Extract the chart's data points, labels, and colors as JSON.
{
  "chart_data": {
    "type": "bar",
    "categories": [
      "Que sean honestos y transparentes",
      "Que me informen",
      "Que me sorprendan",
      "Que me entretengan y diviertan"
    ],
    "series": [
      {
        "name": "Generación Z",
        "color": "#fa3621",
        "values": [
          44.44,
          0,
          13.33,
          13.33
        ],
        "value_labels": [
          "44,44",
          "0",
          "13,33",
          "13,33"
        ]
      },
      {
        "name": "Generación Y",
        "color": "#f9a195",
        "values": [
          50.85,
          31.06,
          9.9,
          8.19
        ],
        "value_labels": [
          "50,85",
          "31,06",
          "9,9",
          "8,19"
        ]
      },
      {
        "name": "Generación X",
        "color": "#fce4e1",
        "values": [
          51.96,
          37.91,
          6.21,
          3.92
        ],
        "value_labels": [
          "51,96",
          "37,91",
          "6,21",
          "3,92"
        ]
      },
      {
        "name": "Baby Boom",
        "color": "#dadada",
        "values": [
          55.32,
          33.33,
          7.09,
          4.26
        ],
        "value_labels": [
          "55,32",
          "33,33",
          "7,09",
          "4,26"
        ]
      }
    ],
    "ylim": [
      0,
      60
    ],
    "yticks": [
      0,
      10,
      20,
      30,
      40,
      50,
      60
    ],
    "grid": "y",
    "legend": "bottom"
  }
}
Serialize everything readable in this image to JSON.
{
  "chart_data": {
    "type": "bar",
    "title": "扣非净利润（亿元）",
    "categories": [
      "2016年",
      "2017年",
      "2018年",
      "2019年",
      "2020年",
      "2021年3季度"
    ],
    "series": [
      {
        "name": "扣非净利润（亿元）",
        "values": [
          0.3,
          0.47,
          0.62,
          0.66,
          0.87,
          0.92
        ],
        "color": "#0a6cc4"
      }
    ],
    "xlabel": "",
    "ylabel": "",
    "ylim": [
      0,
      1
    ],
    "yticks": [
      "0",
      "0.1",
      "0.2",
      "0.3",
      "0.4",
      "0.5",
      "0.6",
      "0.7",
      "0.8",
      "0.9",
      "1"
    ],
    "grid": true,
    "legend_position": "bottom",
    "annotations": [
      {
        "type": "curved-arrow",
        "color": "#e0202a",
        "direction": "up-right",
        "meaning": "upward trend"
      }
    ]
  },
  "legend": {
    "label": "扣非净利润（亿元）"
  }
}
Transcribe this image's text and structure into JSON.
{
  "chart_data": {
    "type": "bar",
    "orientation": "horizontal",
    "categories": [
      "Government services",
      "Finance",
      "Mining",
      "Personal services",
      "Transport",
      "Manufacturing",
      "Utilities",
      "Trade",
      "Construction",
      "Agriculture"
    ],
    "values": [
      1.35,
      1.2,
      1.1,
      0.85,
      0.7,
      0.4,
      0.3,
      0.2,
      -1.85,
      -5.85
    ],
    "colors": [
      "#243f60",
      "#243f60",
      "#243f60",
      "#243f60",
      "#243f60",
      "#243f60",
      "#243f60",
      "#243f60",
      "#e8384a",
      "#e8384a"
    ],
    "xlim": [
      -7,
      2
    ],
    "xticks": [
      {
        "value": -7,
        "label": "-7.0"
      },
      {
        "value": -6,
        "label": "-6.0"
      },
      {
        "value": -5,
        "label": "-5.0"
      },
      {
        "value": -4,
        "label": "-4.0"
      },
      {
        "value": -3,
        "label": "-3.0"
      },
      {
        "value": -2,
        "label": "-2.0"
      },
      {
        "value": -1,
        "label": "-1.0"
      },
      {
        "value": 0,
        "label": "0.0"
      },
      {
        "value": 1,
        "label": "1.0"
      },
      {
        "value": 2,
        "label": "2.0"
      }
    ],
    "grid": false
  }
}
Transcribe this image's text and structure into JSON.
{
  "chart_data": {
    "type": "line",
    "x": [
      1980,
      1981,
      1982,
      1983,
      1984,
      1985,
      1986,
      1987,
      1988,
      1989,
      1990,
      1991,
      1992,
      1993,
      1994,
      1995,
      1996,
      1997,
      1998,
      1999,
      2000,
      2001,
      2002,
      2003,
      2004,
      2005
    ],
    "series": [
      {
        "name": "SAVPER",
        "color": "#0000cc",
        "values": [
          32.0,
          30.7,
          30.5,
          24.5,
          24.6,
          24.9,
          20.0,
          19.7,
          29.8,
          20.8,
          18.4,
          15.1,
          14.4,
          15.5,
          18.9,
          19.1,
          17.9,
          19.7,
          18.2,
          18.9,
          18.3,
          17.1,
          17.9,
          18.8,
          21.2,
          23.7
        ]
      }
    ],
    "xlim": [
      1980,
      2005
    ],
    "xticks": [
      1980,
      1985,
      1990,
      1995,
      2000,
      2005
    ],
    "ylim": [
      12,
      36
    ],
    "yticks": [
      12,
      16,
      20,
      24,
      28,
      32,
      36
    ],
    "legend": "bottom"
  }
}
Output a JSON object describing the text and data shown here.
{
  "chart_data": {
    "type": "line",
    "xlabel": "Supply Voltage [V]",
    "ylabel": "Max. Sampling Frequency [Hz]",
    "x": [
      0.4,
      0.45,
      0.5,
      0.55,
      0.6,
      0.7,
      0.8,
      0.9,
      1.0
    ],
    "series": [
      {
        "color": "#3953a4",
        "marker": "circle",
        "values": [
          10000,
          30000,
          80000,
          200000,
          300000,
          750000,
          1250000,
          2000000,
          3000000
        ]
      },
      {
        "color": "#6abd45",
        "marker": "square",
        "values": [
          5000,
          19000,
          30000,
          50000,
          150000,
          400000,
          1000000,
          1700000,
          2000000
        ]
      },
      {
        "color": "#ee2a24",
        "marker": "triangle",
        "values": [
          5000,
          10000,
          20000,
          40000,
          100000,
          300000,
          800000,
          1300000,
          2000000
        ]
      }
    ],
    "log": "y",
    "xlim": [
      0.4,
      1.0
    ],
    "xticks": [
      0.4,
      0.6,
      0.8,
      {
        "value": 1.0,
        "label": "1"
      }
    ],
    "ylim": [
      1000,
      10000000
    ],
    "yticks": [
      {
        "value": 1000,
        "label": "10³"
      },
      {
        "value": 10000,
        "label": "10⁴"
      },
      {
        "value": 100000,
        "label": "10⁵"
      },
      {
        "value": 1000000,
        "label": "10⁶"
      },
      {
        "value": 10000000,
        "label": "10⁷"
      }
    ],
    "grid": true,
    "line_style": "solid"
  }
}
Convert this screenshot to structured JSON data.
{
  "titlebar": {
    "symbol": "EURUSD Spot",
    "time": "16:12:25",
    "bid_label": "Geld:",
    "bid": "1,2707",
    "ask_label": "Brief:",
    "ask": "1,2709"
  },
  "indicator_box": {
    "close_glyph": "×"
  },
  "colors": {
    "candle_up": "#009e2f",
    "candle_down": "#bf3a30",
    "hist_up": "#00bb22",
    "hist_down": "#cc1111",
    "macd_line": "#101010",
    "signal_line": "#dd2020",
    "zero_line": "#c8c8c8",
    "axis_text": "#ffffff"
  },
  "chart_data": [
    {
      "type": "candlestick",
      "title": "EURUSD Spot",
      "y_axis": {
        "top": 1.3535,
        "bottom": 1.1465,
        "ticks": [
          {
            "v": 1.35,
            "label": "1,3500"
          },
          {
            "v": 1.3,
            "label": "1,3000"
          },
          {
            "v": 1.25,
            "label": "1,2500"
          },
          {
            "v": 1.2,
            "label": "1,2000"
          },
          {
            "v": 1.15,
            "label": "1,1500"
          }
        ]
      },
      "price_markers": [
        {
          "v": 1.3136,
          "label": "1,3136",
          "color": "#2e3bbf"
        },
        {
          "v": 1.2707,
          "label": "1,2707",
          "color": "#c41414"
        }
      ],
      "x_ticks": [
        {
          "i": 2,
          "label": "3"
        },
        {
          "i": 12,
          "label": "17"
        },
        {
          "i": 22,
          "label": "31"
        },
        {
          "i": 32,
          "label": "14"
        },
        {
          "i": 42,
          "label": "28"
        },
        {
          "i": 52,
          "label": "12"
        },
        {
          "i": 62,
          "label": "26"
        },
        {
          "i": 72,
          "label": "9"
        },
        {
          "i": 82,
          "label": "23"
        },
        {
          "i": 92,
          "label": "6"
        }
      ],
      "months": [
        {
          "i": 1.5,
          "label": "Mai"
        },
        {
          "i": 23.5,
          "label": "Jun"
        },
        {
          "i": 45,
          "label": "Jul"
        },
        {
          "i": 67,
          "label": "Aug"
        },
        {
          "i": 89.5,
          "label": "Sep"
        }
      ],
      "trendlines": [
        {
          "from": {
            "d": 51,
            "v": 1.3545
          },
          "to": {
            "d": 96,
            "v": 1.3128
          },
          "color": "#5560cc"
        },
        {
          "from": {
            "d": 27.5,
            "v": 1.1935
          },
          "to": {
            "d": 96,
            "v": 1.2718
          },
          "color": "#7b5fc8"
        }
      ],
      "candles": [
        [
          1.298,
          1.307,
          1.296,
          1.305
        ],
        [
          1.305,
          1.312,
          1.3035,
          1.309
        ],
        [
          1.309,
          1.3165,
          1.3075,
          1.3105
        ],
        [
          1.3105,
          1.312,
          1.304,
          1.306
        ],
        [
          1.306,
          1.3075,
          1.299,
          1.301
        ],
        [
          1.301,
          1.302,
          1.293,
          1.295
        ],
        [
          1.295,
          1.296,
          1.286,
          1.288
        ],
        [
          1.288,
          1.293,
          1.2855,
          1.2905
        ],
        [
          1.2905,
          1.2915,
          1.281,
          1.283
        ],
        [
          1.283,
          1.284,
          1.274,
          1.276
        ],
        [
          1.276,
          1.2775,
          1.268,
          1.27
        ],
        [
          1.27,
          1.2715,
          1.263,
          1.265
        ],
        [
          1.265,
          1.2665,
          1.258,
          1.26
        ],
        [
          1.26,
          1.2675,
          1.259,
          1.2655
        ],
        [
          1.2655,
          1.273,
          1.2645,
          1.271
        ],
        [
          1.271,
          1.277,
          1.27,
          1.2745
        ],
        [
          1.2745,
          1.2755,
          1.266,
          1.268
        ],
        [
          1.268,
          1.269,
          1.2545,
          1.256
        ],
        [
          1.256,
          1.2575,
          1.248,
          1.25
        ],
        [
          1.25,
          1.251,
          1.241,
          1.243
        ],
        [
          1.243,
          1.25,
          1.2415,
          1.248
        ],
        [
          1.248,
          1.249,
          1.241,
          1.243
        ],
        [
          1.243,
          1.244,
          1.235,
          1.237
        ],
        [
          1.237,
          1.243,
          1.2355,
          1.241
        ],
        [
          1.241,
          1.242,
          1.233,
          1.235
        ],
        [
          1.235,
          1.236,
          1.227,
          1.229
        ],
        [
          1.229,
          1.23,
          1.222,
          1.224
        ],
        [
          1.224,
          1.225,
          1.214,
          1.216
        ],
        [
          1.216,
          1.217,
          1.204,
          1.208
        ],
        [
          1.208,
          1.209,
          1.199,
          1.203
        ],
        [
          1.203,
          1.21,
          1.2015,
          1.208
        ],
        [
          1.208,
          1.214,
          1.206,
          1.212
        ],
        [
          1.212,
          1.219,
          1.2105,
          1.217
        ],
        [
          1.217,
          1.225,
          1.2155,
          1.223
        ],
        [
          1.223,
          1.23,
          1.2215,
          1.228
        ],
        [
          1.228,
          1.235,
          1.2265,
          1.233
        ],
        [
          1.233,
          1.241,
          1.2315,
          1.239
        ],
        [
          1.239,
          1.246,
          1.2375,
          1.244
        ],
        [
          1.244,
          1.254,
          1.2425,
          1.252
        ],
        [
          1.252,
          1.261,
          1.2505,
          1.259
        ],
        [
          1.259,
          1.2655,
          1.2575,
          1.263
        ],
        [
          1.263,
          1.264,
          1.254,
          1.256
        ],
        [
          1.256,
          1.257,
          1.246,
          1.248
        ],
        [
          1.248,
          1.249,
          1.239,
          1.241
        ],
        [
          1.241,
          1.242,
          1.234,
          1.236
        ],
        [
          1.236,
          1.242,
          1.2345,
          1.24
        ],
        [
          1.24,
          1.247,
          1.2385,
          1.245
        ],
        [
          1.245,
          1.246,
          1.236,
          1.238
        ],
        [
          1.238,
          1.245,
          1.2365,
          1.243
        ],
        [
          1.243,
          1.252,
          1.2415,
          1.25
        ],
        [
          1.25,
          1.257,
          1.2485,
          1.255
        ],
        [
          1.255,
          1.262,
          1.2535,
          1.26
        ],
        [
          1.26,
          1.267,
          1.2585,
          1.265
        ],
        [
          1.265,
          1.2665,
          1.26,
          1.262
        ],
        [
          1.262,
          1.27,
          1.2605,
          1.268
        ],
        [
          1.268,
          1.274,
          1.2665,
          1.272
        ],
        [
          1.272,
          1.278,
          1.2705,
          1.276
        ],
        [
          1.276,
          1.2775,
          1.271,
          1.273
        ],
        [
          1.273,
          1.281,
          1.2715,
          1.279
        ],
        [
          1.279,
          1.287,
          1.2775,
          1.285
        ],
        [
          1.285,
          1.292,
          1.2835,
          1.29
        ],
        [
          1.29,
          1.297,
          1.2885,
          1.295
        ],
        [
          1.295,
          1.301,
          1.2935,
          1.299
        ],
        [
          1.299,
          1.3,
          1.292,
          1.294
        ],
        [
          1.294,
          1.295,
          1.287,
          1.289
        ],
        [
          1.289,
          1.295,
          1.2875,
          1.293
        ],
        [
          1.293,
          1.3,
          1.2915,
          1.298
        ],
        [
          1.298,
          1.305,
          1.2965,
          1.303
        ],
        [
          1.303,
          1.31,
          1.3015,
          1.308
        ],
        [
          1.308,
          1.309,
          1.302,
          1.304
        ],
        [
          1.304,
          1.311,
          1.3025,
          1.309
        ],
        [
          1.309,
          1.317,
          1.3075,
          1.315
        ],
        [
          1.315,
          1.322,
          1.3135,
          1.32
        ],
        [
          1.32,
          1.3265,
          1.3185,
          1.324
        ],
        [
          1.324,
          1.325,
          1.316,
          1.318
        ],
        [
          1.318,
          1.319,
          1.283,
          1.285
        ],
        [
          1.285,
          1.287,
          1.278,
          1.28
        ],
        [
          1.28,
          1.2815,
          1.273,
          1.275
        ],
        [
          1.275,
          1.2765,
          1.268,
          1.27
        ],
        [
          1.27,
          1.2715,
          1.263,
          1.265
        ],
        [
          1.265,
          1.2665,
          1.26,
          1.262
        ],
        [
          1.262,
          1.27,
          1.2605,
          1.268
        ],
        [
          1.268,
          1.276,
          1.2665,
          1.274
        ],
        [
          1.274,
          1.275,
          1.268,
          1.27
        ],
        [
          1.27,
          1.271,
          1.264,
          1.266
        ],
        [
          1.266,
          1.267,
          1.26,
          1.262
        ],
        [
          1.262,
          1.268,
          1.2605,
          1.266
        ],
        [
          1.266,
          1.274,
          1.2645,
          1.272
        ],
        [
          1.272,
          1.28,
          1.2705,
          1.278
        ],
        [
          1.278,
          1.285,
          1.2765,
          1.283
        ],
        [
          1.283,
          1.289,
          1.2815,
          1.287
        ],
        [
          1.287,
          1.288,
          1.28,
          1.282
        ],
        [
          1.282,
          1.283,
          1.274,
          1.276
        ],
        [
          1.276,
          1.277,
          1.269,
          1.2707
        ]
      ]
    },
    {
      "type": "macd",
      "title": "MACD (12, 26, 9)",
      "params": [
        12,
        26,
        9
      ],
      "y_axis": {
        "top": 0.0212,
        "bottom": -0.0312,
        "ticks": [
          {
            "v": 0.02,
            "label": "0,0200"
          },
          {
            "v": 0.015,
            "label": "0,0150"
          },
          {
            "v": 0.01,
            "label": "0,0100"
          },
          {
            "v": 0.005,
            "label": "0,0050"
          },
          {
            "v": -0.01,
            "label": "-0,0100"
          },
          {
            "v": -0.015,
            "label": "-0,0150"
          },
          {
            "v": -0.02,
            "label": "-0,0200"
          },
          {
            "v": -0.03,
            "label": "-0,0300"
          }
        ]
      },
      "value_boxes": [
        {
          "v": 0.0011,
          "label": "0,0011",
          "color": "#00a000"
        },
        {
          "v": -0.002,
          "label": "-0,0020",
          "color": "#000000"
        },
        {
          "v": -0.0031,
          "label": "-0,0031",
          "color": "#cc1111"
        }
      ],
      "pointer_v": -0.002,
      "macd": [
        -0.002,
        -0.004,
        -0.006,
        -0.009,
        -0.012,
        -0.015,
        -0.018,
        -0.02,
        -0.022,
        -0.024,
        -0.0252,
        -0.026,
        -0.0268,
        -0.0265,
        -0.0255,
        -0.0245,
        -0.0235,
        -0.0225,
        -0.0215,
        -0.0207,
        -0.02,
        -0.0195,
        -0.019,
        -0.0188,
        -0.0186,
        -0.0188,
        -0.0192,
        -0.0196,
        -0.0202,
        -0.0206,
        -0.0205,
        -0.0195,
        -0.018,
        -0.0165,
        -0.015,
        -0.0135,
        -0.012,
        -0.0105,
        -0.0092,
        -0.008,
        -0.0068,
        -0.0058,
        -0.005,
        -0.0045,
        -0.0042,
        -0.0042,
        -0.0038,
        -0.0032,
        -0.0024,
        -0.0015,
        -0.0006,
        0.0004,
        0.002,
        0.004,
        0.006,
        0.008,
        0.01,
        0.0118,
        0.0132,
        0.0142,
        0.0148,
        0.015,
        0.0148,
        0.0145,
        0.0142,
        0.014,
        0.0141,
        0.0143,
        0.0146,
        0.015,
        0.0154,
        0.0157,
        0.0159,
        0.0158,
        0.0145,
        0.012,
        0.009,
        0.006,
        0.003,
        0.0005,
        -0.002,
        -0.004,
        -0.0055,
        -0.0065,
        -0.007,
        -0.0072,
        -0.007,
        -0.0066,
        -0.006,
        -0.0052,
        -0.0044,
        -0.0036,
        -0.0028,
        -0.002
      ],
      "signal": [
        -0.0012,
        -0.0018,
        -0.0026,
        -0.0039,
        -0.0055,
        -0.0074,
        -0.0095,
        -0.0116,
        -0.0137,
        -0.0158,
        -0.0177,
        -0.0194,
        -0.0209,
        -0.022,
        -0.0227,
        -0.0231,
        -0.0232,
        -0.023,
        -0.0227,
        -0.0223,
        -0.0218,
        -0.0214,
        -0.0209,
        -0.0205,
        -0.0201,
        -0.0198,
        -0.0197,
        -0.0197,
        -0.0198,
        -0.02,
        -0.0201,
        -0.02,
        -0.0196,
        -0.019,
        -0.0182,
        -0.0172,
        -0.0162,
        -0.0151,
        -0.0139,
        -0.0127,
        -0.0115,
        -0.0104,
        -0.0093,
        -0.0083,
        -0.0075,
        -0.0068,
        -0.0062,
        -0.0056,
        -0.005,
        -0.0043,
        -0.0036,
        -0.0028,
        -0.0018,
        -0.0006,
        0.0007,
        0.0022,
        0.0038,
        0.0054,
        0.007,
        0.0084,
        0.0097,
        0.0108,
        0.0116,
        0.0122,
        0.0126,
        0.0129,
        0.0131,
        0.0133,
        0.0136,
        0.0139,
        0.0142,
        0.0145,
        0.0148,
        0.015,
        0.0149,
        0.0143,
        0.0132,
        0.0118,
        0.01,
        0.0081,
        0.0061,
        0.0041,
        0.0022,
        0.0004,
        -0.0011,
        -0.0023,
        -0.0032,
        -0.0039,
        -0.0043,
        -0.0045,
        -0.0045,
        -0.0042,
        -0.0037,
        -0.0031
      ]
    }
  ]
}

- Prompt -
Check each line above for the string "grid" and show the ones that have it.

- Final result -
    "grid": "y",
    "grid": true,
    "grid": false
    "grid": true,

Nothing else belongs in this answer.